=== Section Start ===
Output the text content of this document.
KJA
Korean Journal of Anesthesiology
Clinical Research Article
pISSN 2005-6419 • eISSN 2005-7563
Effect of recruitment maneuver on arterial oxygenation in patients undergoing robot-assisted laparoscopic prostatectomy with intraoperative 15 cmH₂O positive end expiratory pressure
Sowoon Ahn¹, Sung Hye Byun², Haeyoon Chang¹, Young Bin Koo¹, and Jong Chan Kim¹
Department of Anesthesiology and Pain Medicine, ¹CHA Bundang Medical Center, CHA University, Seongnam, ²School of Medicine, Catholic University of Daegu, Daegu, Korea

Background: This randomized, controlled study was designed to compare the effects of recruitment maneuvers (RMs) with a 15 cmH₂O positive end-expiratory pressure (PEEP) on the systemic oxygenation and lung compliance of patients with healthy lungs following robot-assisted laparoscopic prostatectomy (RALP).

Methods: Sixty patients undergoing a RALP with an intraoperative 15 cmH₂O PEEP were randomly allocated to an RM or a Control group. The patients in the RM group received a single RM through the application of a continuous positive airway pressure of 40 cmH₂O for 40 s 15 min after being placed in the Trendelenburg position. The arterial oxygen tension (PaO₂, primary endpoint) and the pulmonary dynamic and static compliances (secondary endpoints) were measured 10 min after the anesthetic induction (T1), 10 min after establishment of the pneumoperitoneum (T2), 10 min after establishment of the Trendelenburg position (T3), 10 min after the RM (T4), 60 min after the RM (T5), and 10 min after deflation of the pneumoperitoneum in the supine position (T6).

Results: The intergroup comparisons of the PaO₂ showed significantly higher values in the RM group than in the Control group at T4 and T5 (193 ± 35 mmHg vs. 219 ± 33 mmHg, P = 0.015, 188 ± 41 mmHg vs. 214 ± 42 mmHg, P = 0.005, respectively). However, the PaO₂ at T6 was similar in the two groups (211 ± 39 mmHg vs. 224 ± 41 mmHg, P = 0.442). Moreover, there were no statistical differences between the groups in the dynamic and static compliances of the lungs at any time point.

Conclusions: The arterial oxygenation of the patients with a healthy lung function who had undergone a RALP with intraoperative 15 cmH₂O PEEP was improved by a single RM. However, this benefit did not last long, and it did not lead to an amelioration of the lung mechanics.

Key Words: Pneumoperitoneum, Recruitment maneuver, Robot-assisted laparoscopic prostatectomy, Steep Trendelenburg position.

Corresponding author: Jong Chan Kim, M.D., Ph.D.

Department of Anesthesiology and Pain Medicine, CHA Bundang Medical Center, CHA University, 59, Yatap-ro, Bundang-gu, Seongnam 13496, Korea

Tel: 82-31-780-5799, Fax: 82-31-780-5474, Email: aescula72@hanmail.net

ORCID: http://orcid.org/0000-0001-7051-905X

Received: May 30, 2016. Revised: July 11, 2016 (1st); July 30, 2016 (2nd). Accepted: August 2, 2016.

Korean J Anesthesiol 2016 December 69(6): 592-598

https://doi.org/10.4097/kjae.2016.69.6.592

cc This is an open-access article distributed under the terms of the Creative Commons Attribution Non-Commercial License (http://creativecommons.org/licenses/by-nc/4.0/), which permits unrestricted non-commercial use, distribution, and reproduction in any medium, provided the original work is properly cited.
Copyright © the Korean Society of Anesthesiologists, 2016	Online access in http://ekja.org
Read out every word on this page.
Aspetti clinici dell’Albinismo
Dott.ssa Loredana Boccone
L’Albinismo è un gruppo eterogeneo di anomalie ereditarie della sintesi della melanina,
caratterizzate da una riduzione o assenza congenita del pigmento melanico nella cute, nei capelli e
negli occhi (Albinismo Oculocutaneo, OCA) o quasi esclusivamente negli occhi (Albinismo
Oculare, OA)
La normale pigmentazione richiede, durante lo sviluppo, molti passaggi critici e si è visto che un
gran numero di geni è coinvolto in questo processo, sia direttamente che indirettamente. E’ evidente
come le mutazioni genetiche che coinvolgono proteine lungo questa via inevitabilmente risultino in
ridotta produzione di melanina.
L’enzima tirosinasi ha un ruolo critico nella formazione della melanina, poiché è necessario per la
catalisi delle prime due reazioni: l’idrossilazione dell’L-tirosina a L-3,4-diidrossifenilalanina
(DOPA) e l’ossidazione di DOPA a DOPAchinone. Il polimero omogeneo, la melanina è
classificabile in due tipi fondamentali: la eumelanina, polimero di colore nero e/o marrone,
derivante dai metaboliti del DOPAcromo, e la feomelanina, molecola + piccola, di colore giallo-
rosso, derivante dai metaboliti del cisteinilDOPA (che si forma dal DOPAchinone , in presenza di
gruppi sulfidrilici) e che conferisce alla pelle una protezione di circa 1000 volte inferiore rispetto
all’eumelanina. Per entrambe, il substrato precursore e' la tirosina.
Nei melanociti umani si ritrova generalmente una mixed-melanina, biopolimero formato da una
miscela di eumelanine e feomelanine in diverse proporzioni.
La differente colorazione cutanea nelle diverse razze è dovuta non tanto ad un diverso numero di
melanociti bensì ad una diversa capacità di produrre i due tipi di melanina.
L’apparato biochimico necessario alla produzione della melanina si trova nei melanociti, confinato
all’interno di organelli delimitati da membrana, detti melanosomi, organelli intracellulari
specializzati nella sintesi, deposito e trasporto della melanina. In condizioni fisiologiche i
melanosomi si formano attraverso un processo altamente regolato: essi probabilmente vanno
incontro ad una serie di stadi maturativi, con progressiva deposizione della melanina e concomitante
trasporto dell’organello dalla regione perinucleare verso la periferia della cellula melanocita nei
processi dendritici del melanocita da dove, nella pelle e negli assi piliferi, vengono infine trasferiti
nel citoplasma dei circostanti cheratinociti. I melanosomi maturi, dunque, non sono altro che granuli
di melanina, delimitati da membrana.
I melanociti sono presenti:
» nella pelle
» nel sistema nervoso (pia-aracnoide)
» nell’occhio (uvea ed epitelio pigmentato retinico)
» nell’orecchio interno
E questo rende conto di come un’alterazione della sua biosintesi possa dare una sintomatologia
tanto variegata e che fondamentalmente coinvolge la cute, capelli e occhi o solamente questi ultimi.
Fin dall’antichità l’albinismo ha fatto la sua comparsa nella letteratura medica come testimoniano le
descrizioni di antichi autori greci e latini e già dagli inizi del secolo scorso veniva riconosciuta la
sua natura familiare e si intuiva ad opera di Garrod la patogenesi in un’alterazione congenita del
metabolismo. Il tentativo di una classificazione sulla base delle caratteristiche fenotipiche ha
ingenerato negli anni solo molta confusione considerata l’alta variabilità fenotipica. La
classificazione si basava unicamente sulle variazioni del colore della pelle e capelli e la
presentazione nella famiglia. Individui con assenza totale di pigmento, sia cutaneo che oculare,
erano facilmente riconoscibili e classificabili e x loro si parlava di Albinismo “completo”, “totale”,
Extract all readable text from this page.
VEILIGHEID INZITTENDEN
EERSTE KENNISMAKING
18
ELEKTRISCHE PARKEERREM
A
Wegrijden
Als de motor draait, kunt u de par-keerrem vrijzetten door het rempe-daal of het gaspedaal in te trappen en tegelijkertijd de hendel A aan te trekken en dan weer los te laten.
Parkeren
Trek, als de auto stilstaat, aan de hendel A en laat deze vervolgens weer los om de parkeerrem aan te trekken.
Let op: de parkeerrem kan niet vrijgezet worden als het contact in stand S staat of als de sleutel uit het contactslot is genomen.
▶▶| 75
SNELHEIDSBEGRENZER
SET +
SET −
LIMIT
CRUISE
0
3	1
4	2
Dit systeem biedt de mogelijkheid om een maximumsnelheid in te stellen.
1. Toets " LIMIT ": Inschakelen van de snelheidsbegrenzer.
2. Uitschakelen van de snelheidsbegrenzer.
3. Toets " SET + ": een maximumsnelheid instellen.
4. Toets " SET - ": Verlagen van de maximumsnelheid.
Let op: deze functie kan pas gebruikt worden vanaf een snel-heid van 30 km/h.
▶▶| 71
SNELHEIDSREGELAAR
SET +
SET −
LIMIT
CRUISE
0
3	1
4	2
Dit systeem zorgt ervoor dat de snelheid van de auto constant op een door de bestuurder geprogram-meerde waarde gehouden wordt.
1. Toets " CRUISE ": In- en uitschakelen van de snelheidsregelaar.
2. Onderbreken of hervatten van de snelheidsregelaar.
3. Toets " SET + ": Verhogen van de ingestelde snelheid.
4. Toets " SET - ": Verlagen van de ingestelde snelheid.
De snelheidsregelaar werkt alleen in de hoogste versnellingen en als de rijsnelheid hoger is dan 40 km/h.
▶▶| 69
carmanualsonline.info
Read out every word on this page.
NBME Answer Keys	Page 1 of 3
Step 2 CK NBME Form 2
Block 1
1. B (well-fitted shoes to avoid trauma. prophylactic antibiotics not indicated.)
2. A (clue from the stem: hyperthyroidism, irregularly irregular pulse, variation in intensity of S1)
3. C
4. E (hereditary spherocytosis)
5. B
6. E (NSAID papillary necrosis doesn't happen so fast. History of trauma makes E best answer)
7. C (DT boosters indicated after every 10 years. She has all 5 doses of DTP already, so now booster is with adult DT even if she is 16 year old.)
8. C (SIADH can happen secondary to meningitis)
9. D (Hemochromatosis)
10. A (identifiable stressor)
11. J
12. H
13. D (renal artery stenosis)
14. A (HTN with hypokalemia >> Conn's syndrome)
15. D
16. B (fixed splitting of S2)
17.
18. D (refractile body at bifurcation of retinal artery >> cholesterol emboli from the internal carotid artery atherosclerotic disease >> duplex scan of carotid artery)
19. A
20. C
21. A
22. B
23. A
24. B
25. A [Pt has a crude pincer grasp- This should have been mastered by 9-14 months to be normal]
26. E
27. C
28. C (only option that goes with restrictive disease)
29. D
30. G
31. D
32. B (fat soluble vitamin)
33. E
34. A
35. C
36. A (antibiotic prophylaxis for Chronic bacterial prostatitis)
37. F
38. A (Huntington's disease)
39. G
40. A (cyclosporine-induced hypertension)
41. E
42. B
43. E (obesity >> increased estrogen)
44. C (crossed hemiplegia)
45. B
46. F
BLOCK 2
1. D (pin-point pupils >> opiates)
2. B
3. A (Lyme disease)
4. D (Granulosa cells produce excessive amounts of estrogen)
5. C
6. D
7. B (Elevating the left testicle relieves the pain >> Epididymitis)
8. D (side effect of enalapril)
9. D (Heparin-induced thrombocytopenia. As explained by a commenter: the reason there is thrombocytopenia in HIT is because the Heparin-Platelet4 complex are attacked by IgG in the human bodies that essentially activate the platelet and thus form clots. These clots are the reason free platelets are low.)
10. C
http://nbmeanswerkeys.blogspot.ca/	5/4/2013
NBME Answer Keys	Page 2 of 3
=== Section End ===
> [INSTRUCTIONS FOR THE TASK]: Answer with a number only: how many lines above include the word "negli"?

> [OUTPUT FOR THIS TASK]: 3